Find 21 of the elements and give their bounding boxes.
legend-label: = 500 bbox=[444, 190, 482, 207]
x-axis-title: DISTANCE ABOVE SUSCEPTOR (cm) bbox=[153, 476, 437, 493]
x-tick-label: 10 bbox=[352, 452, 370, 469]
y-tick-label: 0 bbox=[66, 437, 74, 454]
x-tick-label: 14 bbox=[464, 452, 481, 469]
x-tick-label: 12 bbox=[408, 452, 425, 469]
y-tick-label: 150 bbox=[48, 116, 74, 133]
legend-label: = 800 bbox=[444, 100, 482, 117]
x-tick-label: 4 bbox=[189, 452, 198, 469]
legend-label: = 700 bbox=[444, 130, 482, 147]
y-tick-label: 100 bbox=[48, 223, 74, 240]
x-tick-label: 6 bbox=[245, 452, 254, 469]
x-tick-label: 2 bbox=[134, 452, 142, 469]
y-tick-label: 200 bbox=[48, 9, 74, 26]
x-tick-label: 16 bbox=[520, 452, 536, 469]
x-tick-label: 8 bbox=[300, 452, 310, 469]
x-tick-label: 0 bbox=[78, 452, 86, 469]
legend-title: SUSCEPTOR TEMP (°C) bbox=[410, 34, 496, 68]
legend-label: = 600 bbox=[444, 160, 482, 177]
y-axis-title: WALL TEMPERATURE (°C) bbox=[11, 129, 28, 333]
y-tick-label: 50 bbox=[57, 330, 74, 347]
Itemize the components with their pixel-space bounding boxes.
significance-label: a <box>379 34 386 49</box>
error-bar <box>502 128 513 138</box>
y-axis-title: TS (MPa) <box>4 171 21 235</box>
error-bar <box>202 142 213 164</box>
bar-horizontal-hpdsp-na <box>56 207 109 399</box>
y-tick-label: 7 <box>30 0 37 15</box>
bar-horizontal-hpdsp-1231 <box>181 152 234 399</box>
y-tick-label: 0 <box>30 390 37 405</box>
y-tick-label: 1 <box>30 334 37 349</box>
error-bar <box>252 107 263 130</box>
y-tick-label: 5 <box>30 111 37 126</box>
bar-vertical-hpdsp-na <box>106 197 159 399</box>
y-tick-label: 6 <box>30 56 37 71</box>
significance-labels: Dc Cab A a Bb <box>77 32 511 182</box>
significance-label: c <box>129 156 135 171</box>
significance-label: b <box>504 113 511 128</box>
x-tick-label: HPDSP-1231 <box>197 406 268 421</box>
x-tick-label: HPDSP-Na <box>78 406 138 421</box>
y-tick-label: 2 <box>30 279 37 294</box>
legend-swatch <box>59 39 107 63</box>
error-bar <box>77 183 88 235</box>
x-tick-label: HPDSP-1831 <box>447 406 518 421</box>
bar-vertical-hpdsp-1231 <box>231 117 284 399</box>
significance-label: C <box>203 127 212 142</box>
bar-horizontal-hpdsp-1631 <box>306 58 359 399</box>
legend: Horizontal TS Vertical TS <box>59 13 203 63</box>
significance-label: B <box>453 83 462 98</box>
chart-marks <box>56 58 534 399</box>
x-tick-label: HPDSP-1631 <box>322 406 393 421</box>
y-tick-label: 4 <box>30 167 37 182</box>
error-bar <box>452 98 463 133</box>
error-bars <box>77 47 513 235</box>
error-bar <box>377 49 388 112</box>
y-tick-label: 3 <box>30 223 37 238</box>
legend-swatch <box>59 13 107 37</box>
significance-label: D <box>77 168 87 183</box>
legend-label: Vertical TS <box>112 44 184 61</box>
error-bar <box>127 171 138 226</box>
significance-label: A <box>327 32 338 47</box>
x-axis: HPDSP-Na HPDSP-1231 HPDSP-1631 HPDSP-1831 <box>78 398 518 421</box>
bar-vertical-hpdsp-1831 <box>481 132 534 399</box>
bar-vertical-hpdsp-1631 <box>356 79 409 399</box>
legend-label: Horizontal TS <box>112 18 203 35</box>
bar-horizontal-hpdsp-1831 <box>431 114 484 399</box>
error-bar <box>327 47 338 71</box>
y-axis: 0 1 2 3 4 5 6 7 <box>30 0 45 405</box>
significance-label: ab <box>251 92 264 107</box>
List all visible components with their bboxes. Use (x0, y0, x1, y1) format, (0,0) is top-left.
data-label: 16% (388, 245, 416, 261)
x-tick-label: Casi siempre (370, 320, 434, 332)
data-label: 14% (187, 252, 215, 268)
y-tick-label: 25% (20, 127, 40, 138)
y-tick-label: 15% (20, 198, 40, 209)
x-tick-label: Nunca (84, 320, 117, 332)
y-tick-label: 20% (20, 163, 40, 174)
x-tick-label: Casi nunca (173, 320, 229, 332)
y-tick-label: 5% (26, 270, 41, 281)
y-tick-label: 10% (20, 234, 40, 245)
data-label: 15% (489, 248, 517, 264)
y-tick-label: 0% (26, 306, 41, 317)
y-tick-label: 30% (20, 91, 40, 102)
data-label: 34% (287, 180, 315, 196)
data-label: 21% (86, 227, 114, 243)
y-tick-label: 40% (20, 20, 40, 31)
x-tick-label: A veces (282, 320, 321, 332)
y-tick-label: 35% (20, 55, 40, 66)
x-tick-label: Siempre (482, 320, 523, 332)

(Aim): Reproduce all of the rows above word for word.

(Answer to this task):
Find 21 of the elements and give their bounding boxes.
legend-label: = 500 bbox=[444, 190, 482, 207]
x-axis-title: DISTANCE ABOVE SUSCEPTOR (cm) bbox=[153, 476, 437, 493]
x-tick-label: 10 bbox=[352, 452, 370, 469]
y-tick-label: 0 bbox=[66, 437, 74, 454]
x-tick-label: 14 bbox=[464, 452, 481, 469]
x-tick-label: 12 bbox=[408, 452, 425, 469]
y-tick-label: 150 bbox=[48, 116, 74, 133]
legend-label: = 800 bbox=[444, 100, 482, 117]
x-tick-label: 4 bbox=[189, 452, 198, 469]
legend-label: = 700 bbox=[444, 130, 482, 147]
y-tick-label: 100 bbox=[48, 223, 74, 240]
x-tick-label: 6 bbox=[245, 452, 254, 469]
x-tick-label: 2 bbox=[134, 452, 142, 469]
y-tick-label: 200 bbox=[48, 9, 74, 26]
x-tick-label: 16 bbox=[520, 452, 536, 469]
x-tick-label: 8 bbox=[300, 452, 310, 469]
x-tick-label: 0 bbox=[78, 452, 86, 469]
legend-title: SUSCEPTOR TEMP (°C) bbox=[410, 34, 496, 68]
legend-label: = 600 bbox=[444, 160, 482, 177]
y-axis-title: WALL TEMPERATURE (°C) bbox=[11, 129, 28, 333]
y-tick-label: 50 bbox=[57, 330, 74, 347]
Itemize the components with their pixel-space bounding boxes.
significance-label: a <box>379 34 386 49</box>
error-bar <box>502 128 513 138</box>
y-axis-title: TS (MPa) <box>4 171 21 235</box>
error-bar <box>202 142 213 164</box>
bar-horizontal-hpdsp-na <box>56 207 109 399</box>
y-tick-label: 7 <box>30 0 37 15</box>
bar-horizontal-hpdsp-1231 <box>181 152 234 399</box>
y-tick-label: 0 <box>30 390 37 405</box>
y-tick-label: 1 <box>30 334 37 349</box>
error-bar <box>252 107 263 130</box>
y-tick-label: 5 <box>30 111 37 126</box>
bar-vertical-hpdsp-na <box>106 197 159 399</box>
y-tick-label: 6 <box>30 56 37 71</box>
significance-labels: Dc Cab A a Bb <box>77 32 511 182</box>
significance-label: c <box>129 156 135 171</box>
significance-label: b <box>504 113 511 128</box>
x-tick-label: HPDSP-1231 <box>197 406 268 421</box>
x-tick-label: HPDSP-Na <box>78 406 138 421</box>
y-tick-label: 2 <box>30 279 37 294</box>
legend-swatch <box>59 39 107 63</box>
error-bar <box>77 183 88 235</box>
x-tick-label: HPDSP-1831 <box>447 406 518 421</box>
bar-vertical-hpdsp-1231 <box>231 117 284 399</box>
significance-label: C <box>203 127 212 142</box>
bar-horizontal-hpdsp-1631 <box>306 58 359 399</box>
legend: Horizontal TS Vertical TS <box>59 13 203 63</box>
significance-label: B <box>453 83 462 98</box>
chart-marks <box>56 58 534 399</box>
x-tick-label: HPDSP-1631 <box>322 406 393 421</box>
y-tick-label: 4 <box>30 167 37 182</box>
error-bar <box>452 98 463 133</box>
error-bars <box>77 47 513 235</box>
error-bar <box>377 49 388 112</box>
y-tick-label: 3 <box>30 223 37 238</box>
legend-swatch <box>59 13 107 37</box>
significance-label: D <box>77 168 87 183</box>
legend-label: Vertical TS <box>112 44 184 61</box>
error-bar <box>127 171 138 226</box>
significance-label: A <box>327 32 338 47</box>
x-axis: HPDSP-Na HPDSP-1231 HPDSP-1631 HPDSP-1831 <box>78 398 518 421</box>
bar-vertical-hpdsp-1831 <box>481 132 534 399</box>
bar-vertical-hpdsp-1631 <box>356 79 409 399</box>
legend-label: Horizontal TS <box>112 18 203 35</box>
bar-horizontal-hpdsp-1831 <box>431 114 484 399</box>
error-bar <box>327 47 338 71</box>
y-axis: 0 1 2 3 4 5 6 7 <box>30 0 45 405</box>
significance-label: ab <box>251 92 264 107</box>
List all visible components with their bboxes. Use (x0, y0, x1, y1) format, (0,0) is top-left.
data-label: 16% (388, 245, 416, 261)
x-tick-label: Casi siempre (370, 320, 434, 332)
data-label: 14% (187, 252, 215, 268)
y-tick-label: 25% (20, 127, 40, 138)
y-tick-label: 15% (20, 198, 40, 209)
x-tick-label: Nunca (84, 320, 117, 332)
y-tick-label: 20% (20, 163, 40, 174)
x-tick-label: Casi nunca (173, 320, 229, 332)
y-tick-label: 5% (26, 270, 41, 281)
y-tick-label: 10% (20, 234, 40, 245)
data-label: 15% (489, 248, 517, 264)
y-tick-label: 0% (26, 306, 41, 317)
y-tick-label: 30% (20, 91, 40, 102)
data-label: 34% (287, 180, 315, 196)
data-label: 21% (86, 227, 114, 243)
y-tick-label: 40% (20, 20, 40, 31)
x-tick-label: A veces (282, 320, 321, 332)
y-tick-label: 35% (20, 55, 40, 66)
x-tick-label: Siempre (482, 320, 523, 332)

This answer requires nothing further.